Problem to solve →
Report only the number of lines holding "JSON".

Records supplied →
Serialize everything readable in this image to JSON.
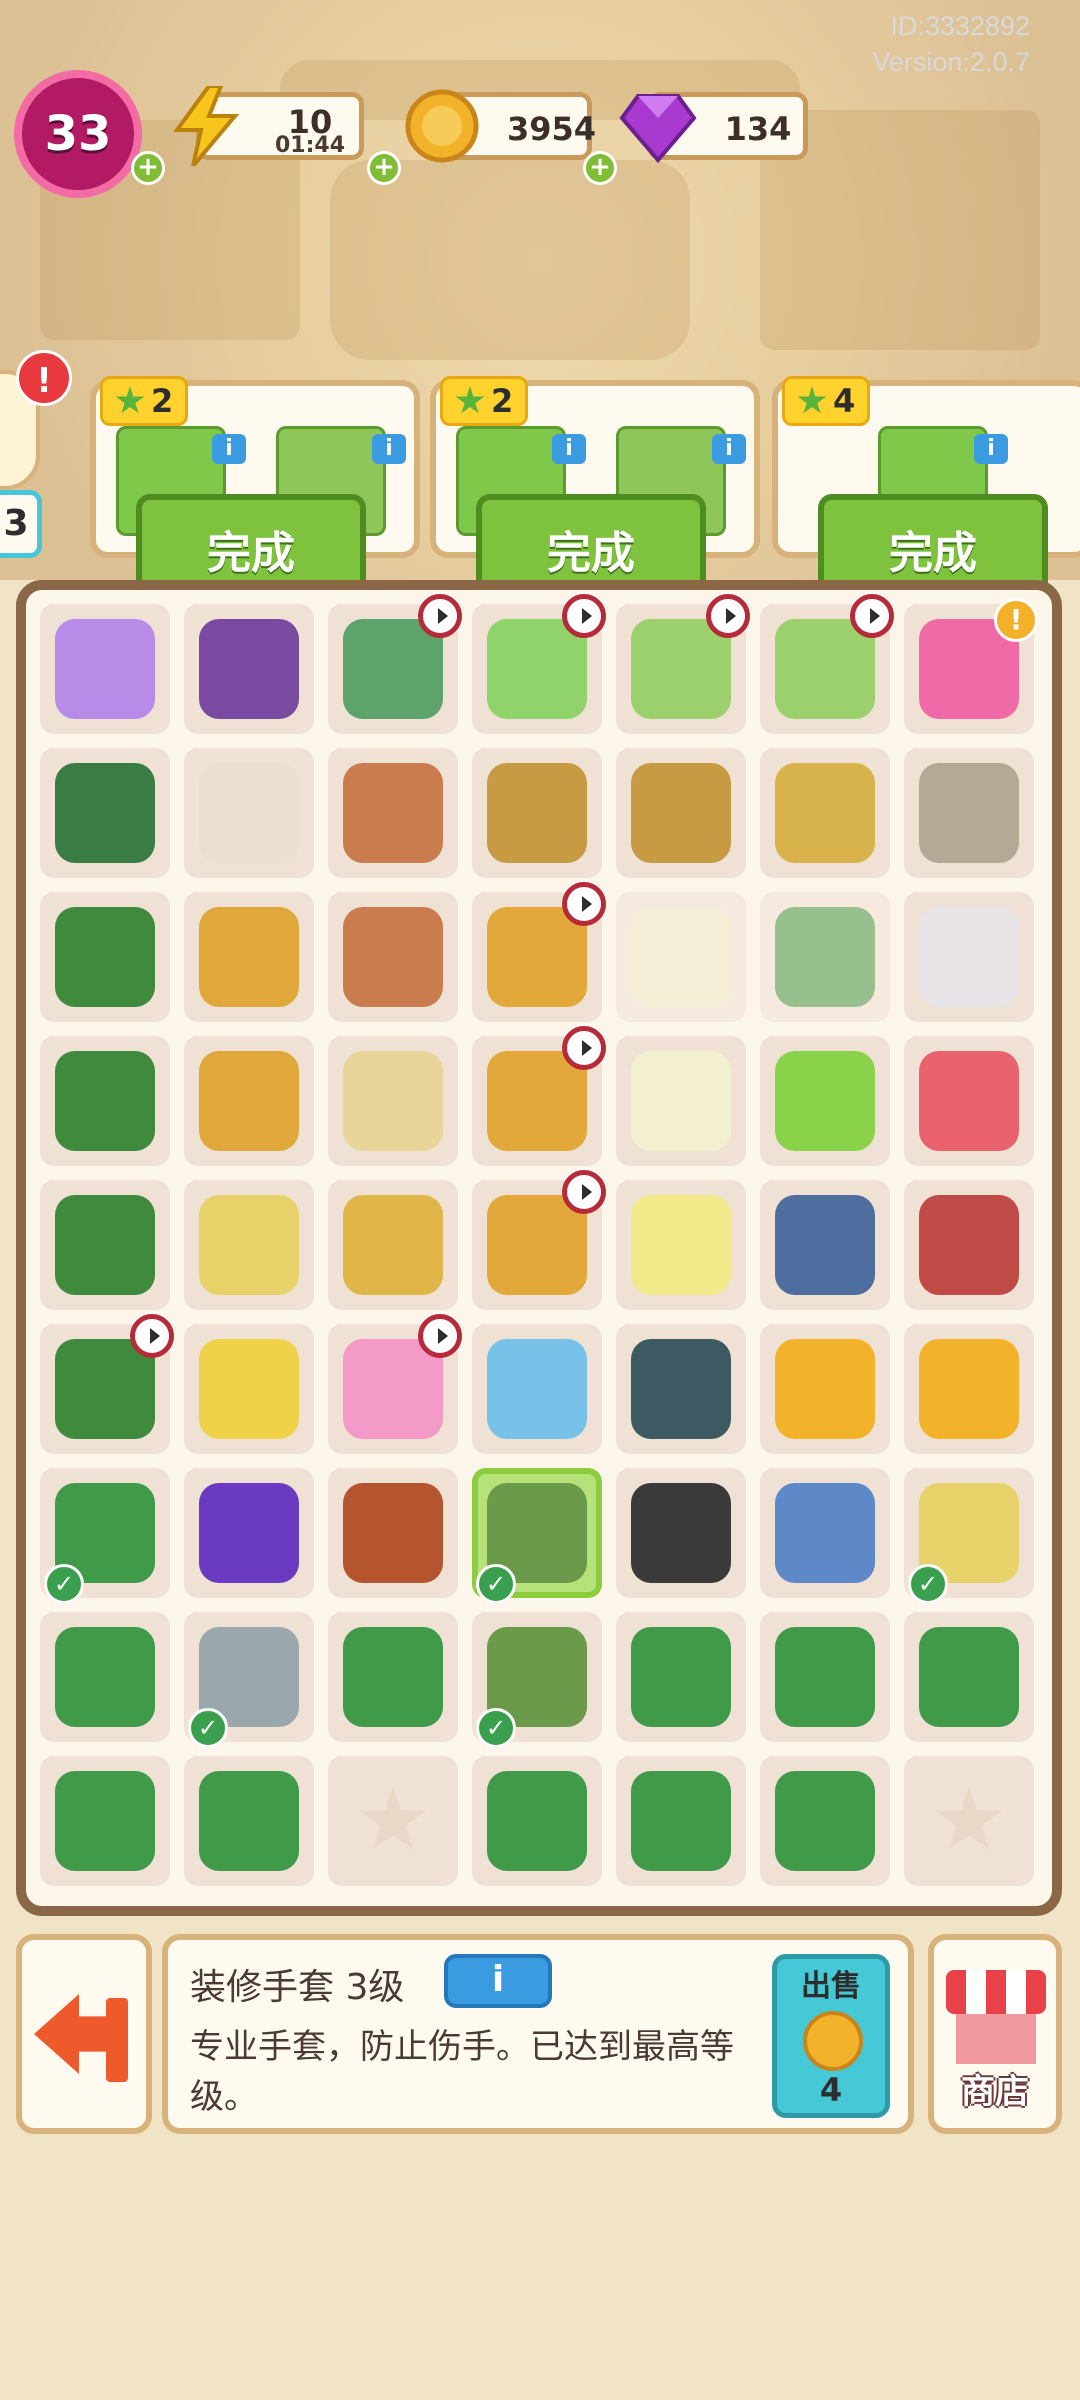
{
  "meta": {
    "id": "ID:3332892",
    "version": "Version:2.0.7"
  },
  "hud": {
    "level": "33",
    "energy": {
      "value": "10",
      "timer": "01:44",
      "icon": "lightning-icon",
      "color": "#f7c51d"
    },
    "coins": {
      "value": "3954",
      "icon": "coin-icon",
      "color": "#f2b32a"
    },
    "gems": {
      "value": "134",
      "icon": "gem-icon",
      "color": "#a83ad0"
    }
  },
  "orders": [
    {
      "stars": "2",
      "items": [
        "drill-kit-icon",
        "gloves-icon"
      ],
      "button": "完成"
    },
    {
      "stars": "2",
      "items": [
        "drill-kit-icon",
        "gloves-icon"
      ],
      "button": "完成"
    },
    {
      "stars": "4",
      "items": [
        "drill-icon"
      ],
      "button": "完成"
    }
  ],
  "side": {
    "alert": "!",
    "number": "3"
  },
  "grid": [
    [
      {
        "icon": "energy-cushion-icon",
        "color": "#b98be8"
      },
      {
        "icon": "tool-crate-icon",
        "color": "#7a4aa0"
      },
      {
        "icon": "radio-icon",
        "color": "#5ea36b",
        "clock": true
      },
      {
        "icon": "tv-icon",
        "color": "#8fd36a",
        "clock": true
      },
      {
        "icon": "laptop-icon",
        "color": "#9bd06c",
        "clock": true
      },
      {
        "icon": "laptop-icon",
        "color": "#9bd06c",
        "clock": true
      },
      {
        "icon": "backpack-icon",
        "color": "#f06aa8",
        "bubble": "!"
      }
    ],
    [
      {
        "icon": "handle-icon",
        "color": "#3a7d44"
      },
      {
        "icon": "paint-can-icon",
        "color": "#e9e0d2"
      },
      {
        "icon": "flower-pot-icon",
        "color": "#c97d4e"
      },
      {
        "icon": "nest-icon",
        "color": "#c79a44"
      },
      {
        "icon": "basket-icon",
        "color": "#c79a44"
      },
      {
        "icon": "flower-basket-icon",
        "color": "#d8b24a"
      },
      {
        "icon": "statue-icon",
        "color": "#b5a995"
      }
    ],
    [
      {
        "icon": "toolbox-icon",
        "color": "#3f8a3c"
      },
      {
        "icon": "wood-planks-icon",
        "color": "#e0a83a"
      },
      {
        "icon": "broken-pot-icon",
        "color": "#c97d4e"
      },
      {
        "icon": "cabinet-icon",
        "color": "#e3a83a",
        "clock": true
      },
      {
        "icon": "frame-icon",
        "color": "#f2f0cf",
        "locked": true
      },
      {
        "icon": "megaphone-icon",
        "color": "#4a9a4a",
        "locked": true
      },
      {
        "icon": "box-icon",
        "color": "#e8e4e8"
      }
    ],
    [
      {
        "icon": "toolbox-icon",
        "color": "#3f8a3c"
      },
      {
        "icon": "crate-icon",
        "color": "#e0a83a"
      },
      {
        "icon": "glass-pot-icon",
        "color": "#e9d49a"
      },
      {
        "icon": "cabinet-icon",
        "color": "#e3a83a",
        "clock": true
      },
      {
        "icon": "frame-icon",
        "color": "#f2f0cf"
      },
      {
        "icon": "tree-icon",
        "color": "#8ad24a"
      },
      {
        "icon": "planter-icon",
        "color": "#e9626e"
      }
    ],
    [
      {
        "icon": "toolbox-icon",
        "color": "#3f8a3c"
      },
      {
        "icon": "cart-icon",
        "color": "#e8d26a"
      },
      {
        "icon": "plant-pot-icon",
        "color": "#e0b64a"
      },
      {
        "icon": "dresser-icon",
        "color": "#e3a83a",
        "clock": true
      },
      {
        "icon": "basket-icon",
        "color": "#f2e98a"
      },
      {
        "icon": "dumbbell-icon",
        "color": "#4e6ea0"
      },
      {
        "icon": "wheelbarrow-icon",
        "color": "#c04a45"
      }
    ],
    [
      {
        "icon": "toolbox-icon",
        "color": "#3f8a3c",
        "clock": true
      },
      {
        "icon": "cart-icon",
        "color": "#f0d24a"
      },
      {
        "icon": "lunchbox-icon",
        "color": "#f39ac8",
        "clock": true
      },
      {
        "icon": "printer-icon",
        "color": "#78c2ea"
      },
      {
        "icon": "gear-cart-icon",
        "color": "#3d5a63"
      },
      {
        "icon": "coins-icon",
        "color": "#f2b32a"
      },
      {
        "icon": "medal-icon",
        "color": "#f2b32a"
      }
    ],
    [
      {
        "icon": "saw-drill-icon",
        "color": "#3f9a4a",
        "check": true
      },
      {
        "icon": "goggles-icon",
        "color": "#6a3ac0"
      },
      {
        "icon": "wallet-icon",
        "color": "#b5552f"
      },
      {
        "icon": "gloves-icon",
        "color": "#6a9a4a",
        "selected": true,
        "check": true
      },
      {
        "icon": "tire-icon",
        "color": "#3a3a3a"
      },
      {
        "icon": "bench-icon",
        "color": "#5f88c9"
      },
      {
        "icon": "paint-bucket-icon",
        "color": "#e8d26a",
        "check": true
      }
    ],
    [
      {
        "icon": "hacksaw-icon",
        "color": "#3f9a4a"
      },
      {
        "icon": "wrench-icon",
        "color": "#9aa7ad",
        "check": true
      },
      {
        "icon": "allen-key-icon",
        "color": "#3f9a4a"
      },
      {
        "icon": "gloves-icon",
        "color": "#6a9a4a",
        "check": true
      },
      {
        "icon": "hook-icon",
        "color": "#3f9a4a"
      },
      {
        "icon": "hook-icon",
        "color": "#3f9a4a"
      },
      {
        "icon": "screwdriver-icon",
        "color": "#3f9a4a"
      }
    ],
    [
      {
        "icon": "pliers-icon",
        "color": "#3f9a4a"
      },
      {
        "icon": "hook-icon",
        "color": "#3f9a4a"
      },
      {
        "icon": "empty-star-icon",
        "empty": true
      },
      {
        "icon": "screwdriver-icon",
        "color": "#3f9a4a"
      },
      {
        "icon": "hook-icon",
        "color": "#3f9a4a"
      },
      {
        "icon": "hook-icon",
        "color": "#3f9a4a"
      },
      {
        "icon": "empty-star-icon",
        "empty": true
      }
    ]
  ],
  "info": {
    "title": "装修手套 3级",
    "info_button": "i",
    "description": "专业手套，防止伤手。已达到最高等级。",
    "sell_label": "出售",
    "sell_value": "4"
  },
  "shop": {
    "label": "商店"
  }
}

* * *

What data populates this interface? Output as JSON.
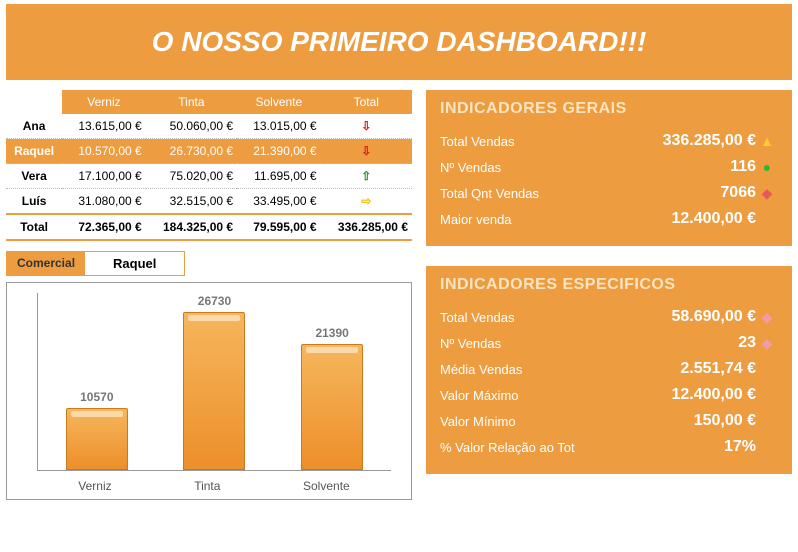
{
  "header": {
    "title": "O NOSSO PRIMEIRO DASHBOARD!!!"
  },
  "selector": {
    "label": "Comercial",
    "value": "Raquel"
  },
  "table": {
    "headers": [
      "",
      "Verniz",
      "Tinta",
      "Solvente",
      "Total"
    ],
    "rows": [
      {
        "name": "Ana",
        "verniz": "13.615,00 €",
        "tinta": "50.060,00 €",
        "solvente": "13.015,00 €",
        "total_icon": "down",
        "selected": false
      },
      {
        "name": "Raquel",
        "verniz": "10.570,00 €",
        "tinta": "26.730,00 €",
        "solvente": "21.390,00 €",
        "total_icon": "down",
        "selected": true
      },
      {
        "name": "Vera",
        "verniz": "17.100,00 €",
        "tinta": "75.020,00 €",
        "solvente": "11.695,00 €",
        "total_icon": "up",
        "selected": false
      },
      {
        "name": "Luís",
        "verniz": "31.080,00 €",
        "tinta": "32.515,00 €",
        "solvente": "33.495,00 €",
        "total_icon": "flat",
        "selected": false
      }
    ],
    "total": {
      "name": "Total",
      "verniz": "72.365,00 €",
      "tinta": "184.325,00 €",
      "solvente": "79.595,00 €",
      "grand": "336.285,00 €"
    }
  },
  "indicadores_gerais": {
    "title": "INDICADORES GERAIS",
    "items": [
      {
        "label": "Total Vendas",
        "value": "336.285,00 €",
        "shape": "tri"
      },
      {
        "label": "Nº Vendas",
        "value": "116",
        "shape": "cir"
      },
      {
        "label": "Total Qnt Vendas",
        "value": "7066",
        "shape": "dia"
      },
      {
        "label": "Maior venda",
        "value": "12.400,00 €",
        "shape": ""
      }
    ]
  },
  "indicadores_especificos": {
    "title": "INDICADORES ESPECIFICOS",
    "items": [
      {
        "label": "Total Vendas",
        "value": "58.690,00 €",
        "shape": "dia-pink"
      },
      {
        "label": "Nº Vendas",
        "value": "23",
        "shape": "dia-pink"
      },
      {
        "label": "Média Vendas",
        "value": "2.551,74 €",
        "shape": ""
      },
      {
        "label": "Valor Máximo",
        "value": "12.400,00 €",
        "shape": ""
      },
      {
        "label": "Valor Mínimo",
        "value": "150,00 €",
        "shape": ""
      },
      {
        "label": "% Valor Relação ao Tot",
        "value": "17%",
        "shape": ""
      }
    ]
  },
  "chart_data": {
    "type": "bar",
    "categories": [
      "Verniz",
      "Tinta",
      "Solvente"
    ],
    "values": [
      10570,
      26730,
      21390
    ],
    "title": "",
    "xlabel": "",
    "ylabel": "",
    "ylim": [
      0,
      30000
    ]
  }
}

Exercise output →
2